Text segment:
--- Begin ---

Over the last two weeks I've been documenting the abuses endured by workers and residents within the Atria assisted living chain, while Bruce Wasserstein, CEO of the Lazard investment house (and controller of Atria through an affiliated real estate fund) makes millions in bonuses even as the investment itself tanks. You can read my collected posts here.
What's happening at Atria -- the gouging of seniors' meager disposable income to ensure profit margins are met, even while services and benefits are cut and rents are increased dramatically -- is an extreme, but all-too-real example of what's happening all over the globe: the systematic transfer of wealth and the power to create wealth from the larger mass of the human community to a select class of uber-wealthy players at the top of the social scale. It's worth looking at the issue in a larger context, if only to reiterate what I think most of us already know... that we're being robbed, cheated, gouged, and nickel-and-dimed to death to make others rich.
As Paul Krugman noted last week, economic growth under the Bush administration was anemic on virtually all counts, except corporate profits. The ongoing eradication of the social safety net and the vast downscaling of defined-benefit pension plans has led the majority of Americans to risk their savings and retirement in the stock markets, often with reduced returns and hidden fees while the banks and lenders reap bigger profits -- but now, so many people are strapped for making ends meet that they're raiding their retirement funds just to pay the bills. The "ownership society" has disowned many people who did everything they were supposed to do -- work hard, save, pay the bills on time, keep their credit scores high -- and yet are still facing foreclosure, mountains of debt, a sagging job market, and an uncertain future.

--- End ---

Dataset section:

--- Begin ---

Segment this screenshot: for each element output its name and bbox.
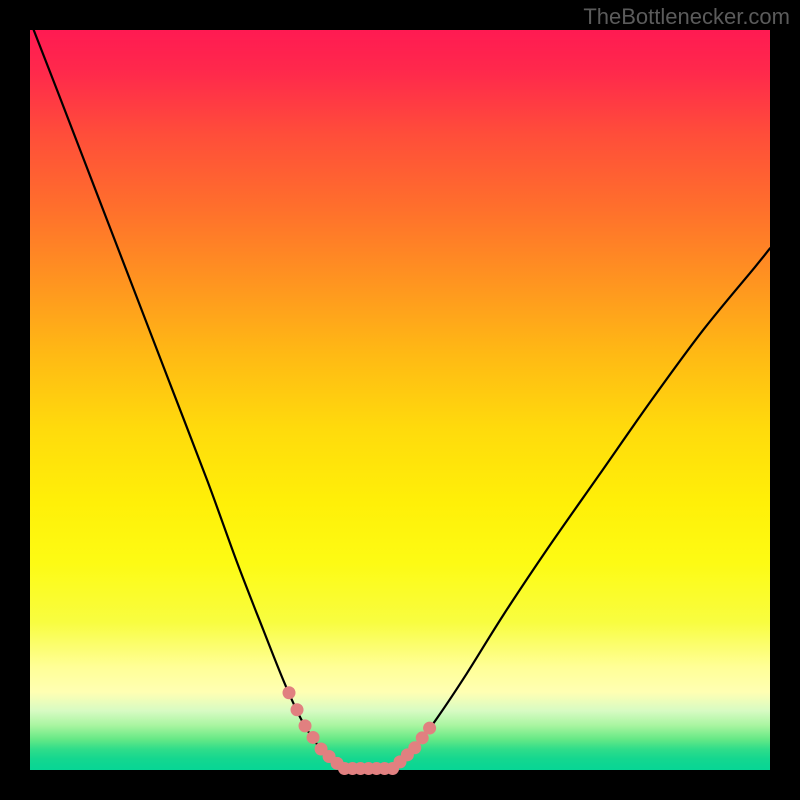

--- End ---

To-do list:
1. Rewrite everything in the Atria passage from "What's happening at" down to "make others rich.", putting "world" in place of "globe".
2. Please continue the Atria passage from the point at which it stops.

Answer list:
1.
What's happening at Atria -- the gouging of seniors' meager disposable income to ensure profit margins are met, even while services and benefits are cut and rents are increased dramatically -- is an extreme, but all-too-real example of what's happening all over the world: the systematic transfer of wealth and the power to create wealth from the larger mass of the human community to a select class of uber-wealthy players at the top of the social scale. It's worth looking at the issue in a larger context, if only to reiterate what I think most of us already know... that we're being robbed, cheated, gouged, and nickel-and-dimed to death to make others rich.

2.
These trends certainly accelerated under the Bush regime, but they go back at least as far as Reagan, who used his silly homilies and folksy ways to mask the most far-reaching campaign of financial and social deregulation in many generations, scaling back or removing scads of consumer protections against the vicissitudes of the market, while simultaneously driving us into record debt with massive defense-centric government spending. Yet because his words made people happy and feel good about themselves -- was there ever a guy better at making you feel good about getting screwed with no lube than Reagan? -- his philosophy of "government bad, market good" has produced generation after generation of increasingly incoherent and absurd policies that have shattered the social contract and empowered business to do whatever it can to squeeze every last ounce of profit it can from its customers, no matter the cost.
The logical end result, as Harold Meyerson notes, is presidential candidates who are clearly incapable of addressing complex and serious economic issues in any way beyond spouting talking points:
But as McCain tries to balance the tattered libertarianism of Reaganomics with the financial exigencies of the moment, he and his campaign have moved beyond inconsistency into utter incoherence. He vows to balance the budget while also cutting corporate taxes and making permanent the Bush tax cuts for the rich -- even though the rich and corporations made out like bandits during the Bush "prosperity," while everyone else's incomes stagnated. McCain squares this circle by vowing to cut entitlements, a move that would reduce, rather than enhance, consumer purchasing power at a time of economic downturn (or any other time, for that matter).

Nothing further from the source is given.